### Supplied material
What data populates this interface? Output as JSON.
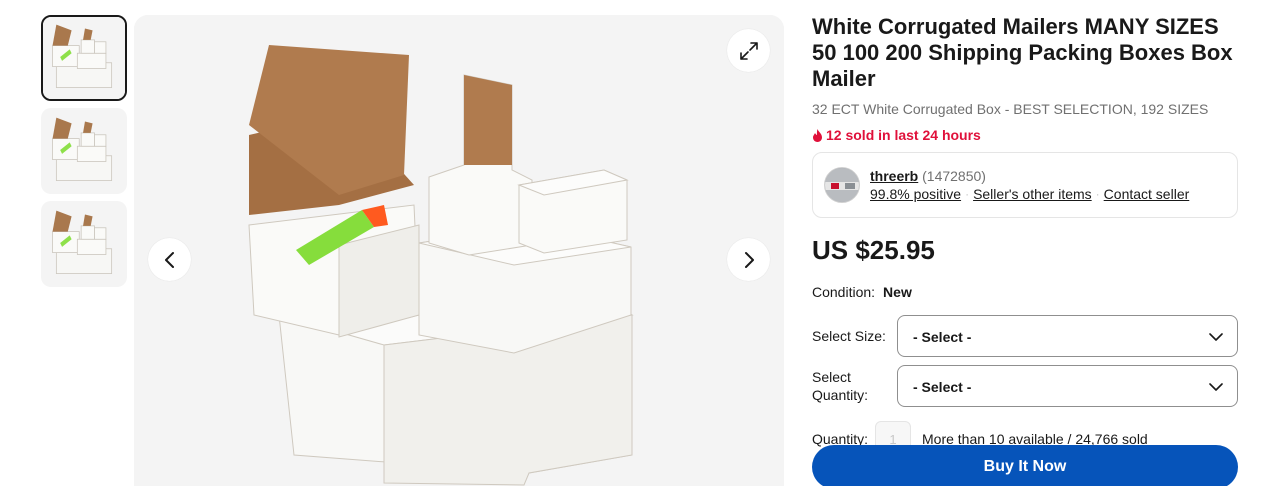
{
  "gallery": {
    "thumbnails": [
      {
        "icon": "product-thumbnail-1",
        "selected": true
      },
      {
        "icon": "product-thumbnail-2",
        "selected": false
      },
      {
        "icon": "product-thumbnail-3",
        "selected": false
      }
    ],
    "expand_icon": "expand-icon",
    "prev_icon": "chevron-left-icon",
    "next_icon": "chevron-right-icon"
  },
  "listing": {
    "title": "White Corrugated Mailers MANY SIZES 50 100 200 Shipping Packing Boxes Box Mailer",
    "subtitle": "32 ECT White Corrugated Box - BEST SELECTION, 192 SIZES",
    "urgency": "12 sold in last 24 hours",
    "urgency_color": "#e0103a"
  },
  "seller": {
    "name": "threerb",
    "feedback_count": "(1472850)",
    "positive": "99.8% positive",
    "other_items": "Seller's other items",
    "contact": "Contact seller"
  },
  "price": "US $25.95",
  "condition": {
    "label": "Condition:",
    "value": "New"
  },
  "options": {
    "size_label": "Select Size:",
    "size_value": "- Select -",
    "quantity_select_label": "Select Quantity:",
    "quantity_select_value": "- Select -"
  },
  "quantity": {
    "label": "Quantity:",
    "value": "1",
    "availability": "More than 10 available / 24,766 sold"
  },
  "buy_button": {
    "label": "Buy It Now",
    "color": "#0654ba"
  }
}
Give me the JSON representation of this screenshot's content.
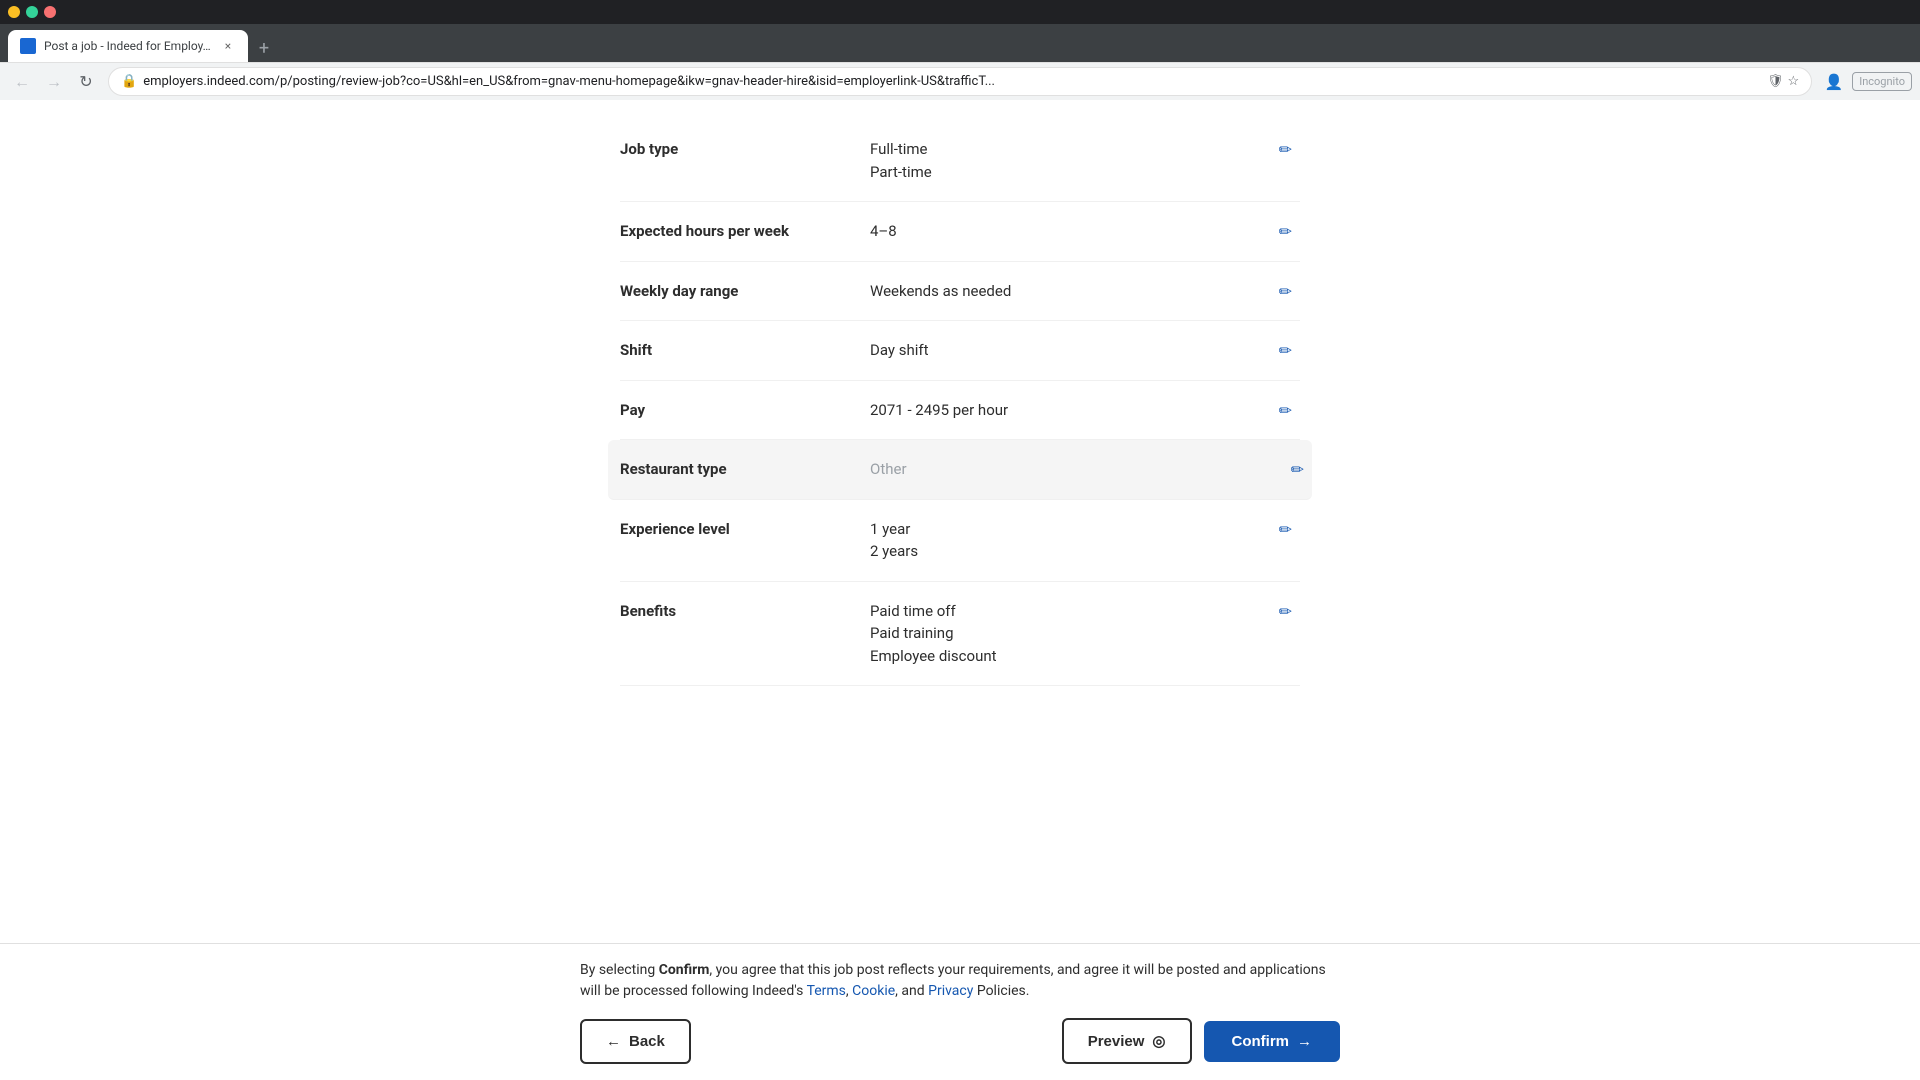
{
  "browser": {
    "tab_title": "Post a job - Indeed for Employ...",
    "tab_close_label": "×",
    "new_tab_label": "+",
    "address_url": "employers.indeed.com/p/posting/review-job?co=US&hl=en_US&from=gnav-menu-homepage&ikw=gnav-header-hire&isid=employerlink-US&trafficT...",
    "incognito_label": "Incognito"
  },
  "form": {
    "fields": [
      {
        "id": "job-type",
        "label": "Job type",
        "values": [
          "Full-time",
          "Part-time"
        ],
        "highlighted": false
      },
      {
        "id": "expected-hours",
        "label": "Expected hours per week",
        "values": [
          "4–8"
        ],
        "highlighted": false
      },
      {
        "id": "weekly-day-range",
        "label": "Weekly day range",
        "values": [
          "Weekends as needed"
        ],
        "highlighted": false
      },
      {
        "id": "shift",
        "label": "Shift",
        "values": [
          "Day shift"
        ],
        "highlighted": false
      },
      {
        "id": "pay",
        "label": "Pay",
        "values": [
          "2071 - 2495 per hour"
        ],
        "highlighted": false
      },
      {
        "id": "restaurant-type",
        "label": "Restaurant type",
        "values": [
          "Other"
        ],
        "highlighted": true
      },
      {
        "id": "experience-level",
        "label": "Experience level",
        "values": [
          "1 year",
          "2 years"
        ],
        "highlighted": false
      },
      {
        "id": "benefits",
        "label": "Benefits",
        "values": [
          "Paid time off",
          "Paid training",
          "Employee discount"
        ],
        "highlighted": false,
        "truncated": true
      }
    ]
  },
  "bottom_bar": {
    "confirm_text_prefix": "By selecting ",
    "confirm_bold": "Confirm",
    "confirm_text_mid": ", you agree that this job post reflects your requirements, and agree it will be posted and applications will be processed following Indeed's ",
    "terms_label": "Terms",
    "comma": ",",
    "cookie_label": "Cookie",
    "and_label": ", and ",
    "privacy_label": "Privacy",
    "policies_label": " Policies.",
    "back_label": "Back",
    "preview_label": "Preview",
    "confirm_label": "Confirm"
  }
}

### What is needed
Repeat every record above exactly, but leave out any pictures.

### Written answer
What data populates this interface? Output as JSON.
{
  "gallery": {
    "thumbnails": [
      {
        "icon": "product-thumbnail-1",
        "selected": true
      },
      {
        "icon": "product-thumbnail-2",
        "selected": false
      },
      {
        "icon": "product-thumbnail-3",
        "selected": false
      }
    ],
    "expand_icon": "expand-icon",
    "prev_icon": "chevron-left-icon",
    "next_icon": "chevron-right-icon"
  },
  "listing": {
    "title": "White Corrugated Mailers MANY SIZES 50 100 200 Shipping Packing Boxes Box Mailer",
    "subtitle": "32 ECT White Corrugated Box - BEST SELECTION, 192 SIZES",
    "urgency": "12 sold in last 24 hours",
    "urgency_color": "#e0103a"
  },
  "seller": {
    "name": "threerb",
    "feedback_count": "(1472850)",
    "positive": "99.8% positive",
    "other_items": "Seller's other items",
    "contact": "Contact seller"
  },
  "price": "US $25.95",
  "condition": {
    "label": "Condition:",
    "value": "New"
  },
  "options": {
    "size_label": "Select Size:",
    "size_value": "- Select -",
    "quantity_select_label": "Select Quantity:",
    "quantity_select_value": "- Select -"
  },
  "quantity": {
    "label": "Quantity:",
    "value": "1",
    "availability": "More than 10 available / 24,766 sold"
  },
  "buy_button": {
    "label": "Buy It Now",
    "color": "#0654ba"
  }
}
Give me the JSON representation of this screenshot's content.
{
  "browser": {
    "tab_title": "Post a job - Indeed for Employ...",
    "tab_close_label": "×",
    "new_tab_label": "+",
    "address_url": "employers.indeed.com/p/posting/review-job?co=US&hl=en_US&from=gnav-menu-homepage&ikw=gnav-header-hire&isid=employerlink-US&trafficT...",
    "incognito_label": "Incognito"
  },
  "form": {
    "fields": [
      {
        "id": "job-type",
        "label": "Job type",
        "values": [
          "Full-time",
          "Part-time"
        ],
        "highlighted": false
      },
      {
        "id": "expected-hours",
        "label": "Expected hours per week",
        "values": [
          "4–8"
        ],
        "highlighted": false
      },
      {
        "id": "weekly-day-range",
        "label": "Weekly day range",
        "values": [
          "Weekends as needed"
        ],
        "highlighted": false
      },
      {
        "id": "shift",
        "label": "Shift",
        "values": [
          "Day shift"
        ],
        "highlighted": false
      },
      {
        "id": "pay",
        "label": "Pay",
        "values": [
          "2071 - 2495 per hour"
        ],
        "highlighted": false
      },
      {
        "id": "restaurant-type",
        "label": "Restaurant type",
        "values": [
          "Other"
        ],
        "highlighted": true
      },
      {
        "id": "experience-level",
        "label": "Experience level",
        "values": [
          "1 year",
          "2 years"
        ],
        "highlighted": false
      },
      {
        "id": "benefits",
        "label": "Benefits",
        "values": [
          "Paid time off",
          "Paid training",
          "Employee discount"
        ],
        "highlighted": false,
        "truncated": true
      }
    ]
  },
  "bottom_bar": {
    "confirm_text_prefix": "By selecting ",
    "confirm_bold": "Confirm",
    "confirm_text_mid": ", you agree that this job post reflects your requirements, and agree it will be posted and applications will be processed following Indeed's ",
    "terms_label": "Terms",
    "comma": ",",
    "cookie_label": "Cookie",
    "and_label": ", and ",
    "privacy_label": "Privacy",
    "policies_label": " Policies.",
    "back_label": "Back",
    "preview_label": "Preview",
    "confirm_label": "Confirm"
  }
}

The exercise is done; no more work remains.